**WRITTEN REQUEST**: Write out the listing below in full and exactly, leaving out every picture.

**DATA PROVIDED**:
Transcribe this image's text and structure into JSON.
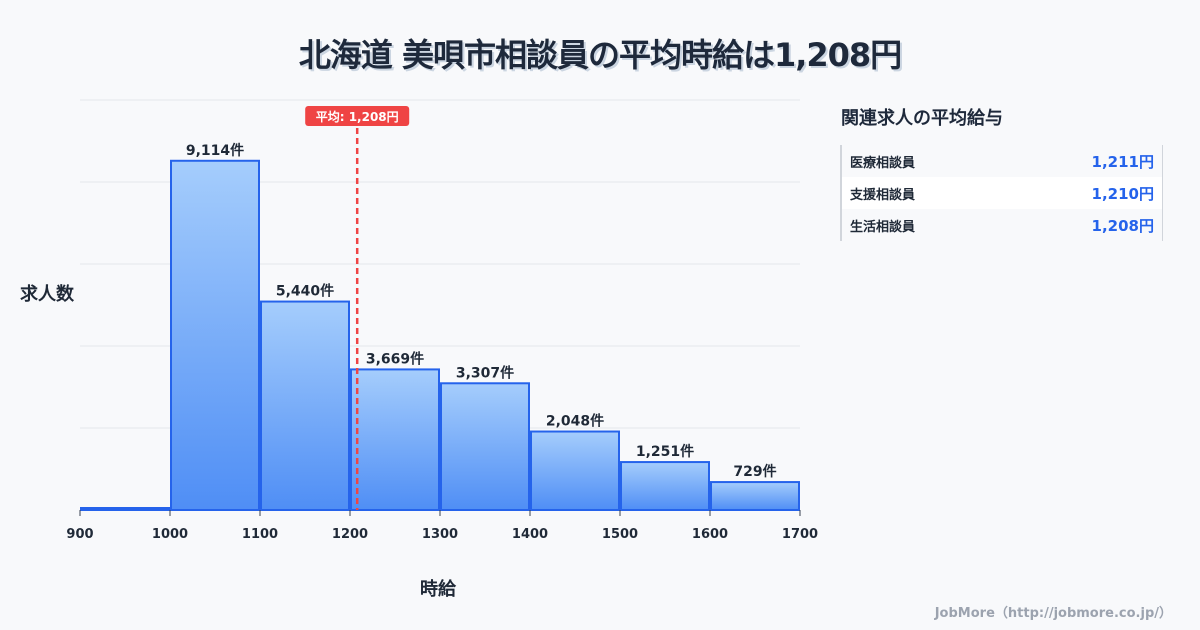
{
  "title": "北海道 美唄市相談員の平均時給は1,208円",
  "chart_data": {
    "type": "bar",
    "title": "北海道 美唄市相談員の平均時給は1,208円",
    "xlabel": "時給",
    "ylabel": "求人数",
    "bin_edges": [
      900,
      1000,
      1100,
      1200,
      1300,
      1400,
      1500,
      1600,
      1700
    ],
    "x_tick_labels": [
      "900",
      "1000",
      "1100",
      "1200",
      "1300",
      "1400",
      "1500",
      "1600",
      "1700"
    ],
    "values": [
      0,
      9114,
      5440,
      3669,
      3307,
      2048,
      1251,
      729
    ],
    "data_labels": [
      "",
      "9,114件",
      "5,440件",
      "3,669件",
      "3,307件",
      "2,048件",
      "1,251件",
      "729件"
    ],
    "ylim": [
      0,
      10700
    ],
    "grid": true,
    "mean": 1208,
    "mean_label": "平均: 1,208円",
    "colors": {
      "bar_top": "#a5cdfc",
      "bar_bottom": "#4f8ef5",
      "bar_stroke": "#2563eb",
      "mean": "#ef4444"
    }
  },
  "side_panel": {
    "title": "関連求人の平均給与",
    "rows": [
      {
        "name": "医療相談員",
        "value": "1,211円"
      },
      {
        "name": "支援相談員",
        "value": "1,210円"
      },
      {
        "name": "生活相談員",
        "value": "1,208円"
      }
    ]
  },
  "footer": "JobMore（http://jobmore.co.jp/）"
}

**RESULT OF THE EXERCISE**:
Transcribe this image's text and structure into JSON.
{
  "title": "北海道 美唄市相談員の平均時給は1,208円",
  "chart_data": {
    "type": "bar",
    "title": "北海道 美唄市相談員の平均時給は1,208円",
    "xlabel": "時給",
    "ylabel": "求人数",
    "bin_edges": [
      900,
      1000,
      1100,
      1200,
      1300,
      1400,
      1500,
      1600,
      1700
    ],
    "x_tick_labels": [
      "900",
      "1000",
      "1100",
      "1200",
      "1300",
      "1400",
      "1500",
      "1600",
      "1700"
    ],
    "values": [
      0,
      9114,
      5440,
      3669,
      3307,
      2048,
      1251,
      729
    ],
    "data_labels": [
      "",
      "9,114件",
      "5,440件",
      "3,669件",
      "3,307件",
      "2,048件",
      "1,251件",
      "729件"
    ],
    "ylim": [
      0,
      10700
    ],
    "grid": true,
    "mean": 1208,
    "mean_label": "平均: 1,208円",
    "colors": {
      "bar_top": "#a5cdfc",
      "bar_bottom": "#4f8ef5",
      "bar_stroke": "#2563eb",
      "mean": "#ef4444"
    }
  },
  "side_panel": {
    "title": "関連求人の平均給与",
    "rows": [
      {
        "name": "医療相談員",
        "value": "1,211円"
      },
      {
        "name": "支援相談員",
        "value": "1,210円"
      },
      {
        "name": "生活相談員",
        "value": "1,208円"
      }
    ]
  },
  "footer": "JobMore（http://jobmore.co.jp/）"
}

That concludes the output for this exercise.